**EXERCISE BRIEF:** Wherever the string "Elementary" appears in the listing, copy that line.

━━━ DATA SUPPLIED

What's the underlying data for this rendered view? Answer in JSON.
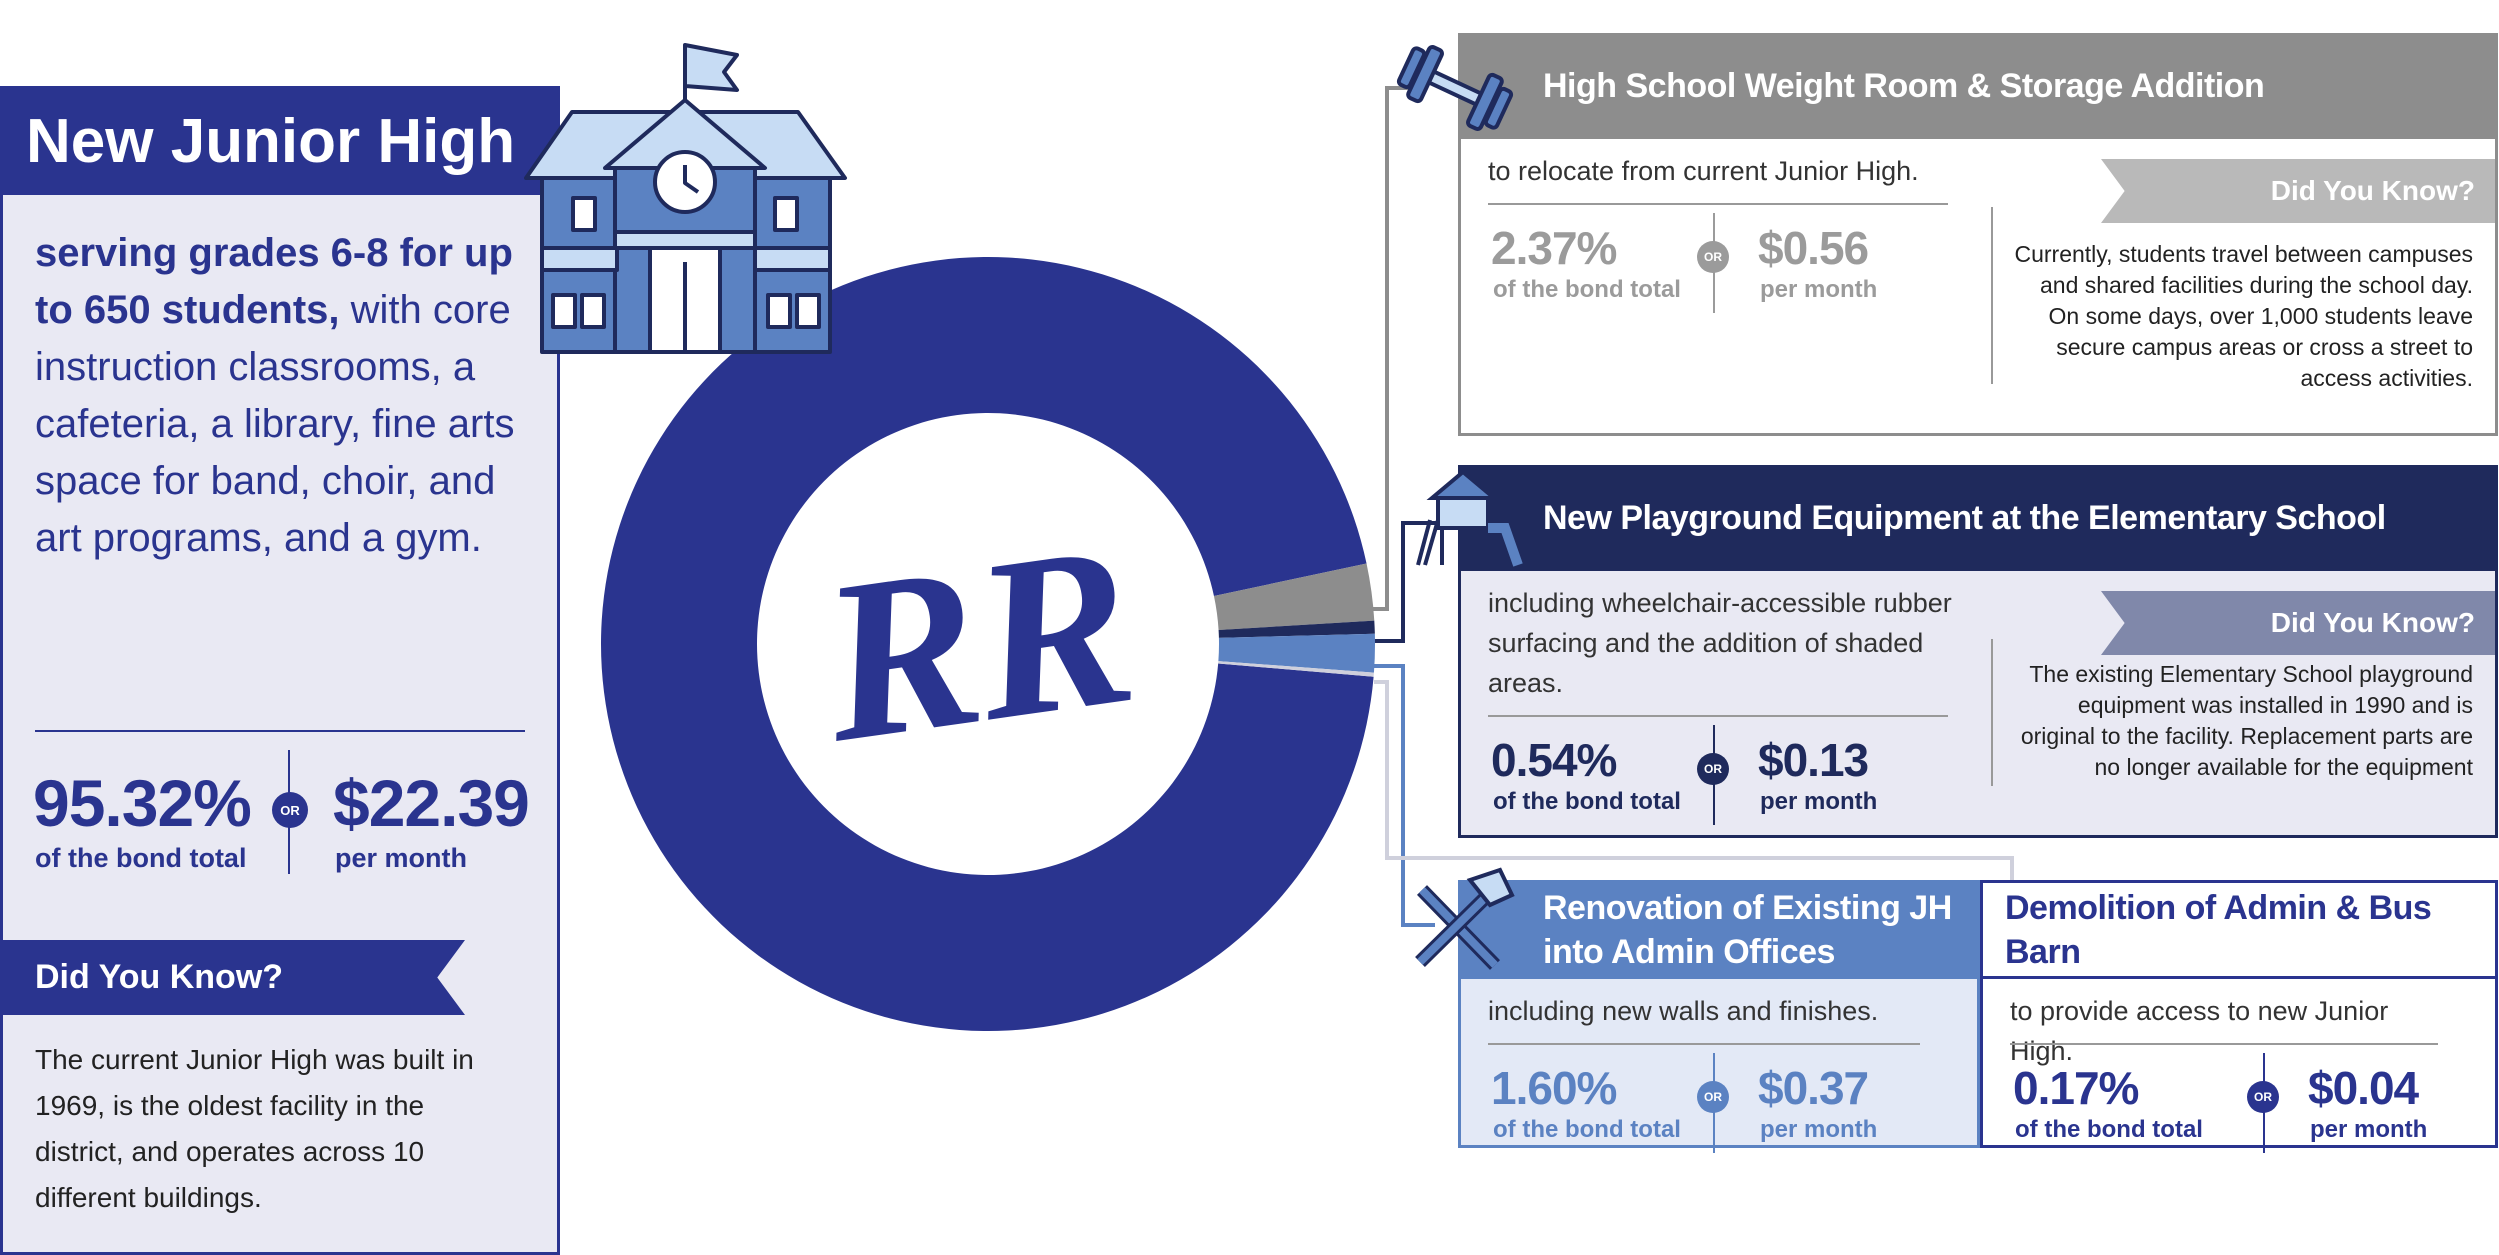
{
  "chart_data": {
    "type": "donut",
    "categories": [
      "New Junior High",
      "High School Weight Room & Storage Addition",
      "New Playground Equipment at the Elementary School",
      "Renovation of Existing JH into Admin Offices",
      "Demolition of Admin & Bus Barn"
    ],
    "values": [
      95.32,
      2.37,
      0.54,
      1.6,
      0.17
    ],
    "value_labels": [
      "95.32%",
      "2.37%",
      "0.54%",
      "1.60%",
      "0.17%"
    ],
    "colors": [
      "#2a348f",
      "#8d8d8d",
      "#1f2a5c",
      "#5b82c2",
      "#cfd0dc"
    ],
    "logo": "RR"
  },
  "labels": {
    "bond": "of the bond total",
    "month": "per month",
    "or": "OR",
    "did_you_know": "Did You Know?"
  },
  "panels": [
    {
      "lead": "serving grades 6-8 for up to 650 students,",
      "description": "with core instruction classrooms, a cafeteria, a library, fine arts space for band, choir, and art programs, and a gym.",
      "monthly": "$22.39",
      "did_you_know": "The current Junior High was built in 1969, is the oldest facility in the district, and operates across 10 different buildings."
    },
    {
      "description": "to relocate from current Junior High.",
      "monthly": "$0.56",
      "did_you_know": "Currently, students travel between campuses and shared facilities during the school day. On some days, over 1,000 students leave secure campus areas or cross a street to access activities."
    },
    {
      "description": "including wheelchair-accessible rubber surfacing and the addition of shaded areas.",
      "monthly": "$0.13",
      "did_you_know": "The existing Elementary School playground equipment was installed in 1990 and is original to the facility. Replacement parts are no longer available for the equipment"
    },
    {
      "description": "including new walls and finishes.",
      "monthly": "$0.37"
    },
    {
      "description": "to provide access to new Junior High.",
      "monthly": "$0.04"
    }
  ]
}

━━━━━━

**OUTPUT FOR THIS EXERCISE:**
      "New Playground Equipment at the Elementary School",
      "did_you_know": "The existing Elementary School playground equipment was installed in 1990 and is original to the facility. Replacement parts are no longer available for the equipment"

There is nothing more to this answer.